▶ [GOAL]: Where a line below holds the string "from", copy that line.

▶ [SUPPLIED MATERIAL]:
** Begin **

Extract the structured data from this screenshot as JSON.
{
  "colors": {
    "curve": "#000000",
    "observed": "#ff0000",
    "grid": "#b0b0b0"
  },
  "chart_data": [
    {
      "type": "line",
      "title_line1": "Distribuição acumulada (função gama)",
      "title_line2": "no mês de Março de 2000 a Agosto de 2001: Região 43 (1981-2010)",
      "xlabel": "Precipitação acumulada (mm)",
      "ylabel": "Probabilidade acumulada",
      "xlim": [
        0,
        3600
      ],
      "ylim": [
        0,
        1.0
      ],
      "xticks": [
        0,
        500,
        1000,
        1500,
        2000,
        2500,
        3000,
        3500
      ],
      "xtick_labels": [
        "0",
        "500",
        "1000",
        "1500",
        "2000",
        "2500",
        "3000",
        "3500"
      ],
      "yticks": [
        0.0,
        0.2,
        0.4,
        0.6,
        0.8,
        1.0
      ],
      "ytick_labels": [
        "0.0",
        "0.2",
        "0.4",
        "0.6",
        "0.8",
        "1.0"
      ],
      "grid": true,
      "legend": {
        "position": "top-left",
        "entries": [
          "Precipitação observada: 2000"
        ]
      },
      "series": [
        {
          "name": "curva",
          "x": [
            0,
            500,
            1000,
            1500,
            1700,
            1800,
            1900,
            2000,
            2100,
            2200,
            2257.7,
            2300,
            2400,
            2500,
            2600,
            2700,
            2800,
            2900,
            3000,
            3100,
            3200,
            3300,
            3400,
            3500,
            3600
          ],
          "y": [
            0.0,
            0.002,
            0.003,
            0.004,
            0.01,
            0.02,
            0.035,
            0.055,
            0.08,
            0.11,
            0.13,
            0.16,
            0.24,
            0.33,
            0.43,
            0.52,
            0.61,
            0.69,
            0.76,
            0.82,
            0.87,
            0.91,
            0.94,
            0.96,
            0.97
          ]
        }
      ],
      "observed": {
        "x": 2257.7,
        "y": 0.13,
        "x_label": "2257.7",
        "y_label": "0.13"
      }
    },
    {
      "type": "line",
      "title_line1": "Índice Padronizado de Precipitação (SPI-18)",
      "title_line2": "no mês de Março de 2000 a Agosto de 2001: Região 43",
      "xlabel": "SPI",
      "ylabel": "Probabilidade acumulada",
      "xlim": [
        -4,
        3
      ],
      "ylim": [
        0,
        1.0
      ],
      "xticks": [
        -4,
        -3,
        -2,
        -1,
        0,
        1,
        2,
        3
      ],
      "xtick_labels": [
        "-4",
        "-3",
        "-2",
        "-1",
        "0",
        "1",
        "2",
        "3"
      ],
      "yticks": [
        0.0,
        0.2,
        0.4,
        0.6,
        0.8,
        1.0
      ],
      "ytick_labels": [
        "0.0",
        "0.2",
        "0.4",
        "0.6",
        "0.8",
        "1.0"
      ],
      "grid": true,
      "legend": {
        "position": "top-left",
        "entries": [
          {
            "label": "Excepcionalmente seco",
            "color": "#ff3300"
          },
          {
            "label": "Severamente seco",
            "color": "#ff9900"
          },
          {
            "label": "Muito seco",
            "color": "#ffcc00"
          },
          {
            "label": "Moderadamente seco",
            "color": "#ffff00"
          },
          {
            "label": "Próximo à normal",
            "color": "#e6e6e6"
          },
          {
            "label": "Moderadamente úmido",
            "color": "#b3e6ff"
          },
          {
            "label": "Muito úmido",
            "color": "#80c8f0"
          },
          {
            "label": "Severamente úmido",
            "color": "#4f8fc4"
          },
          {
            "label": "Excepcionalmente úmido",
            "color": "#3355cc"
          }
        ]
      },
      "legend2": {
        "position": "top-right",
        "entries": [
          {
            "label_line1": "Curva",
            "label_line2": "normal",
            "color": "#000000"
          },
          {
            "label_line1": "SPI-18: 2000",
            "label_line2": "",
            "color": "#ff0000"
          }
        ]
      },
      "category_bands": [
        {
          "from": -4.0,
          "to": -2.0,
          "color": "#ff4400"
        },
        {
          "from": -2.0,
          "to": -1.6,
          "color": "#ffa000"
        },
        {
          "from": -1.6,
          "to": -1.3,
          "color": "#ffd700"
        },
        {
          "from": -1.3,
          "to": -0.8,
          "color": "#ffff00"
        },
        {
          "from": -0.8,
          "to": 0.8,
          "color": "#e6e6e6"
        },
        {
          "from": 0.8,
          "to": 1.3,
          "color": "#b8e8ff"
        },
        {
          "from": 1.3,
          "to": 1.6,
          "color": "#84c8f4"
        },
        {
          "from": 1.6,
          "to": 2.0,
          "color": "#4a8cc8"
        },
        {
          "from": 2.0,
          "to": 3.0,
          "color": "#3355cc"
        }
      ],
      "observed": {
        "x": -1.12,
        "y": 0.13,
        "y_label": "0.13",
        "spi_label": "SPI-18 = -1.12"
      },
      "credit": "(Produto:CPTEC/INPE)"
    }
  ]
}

** End **

▶ [THE RESPONSE]:
Extract the structured data from this screenshot as JSON.
          "from": -4.0,
          "from": -2.0,
          "from": -1.6,
          "from": -1.3,
          "from": -0.8,
          "from": 0.8,
          "from": 1.3,
          "from": 1.6,
          "from": 2.0,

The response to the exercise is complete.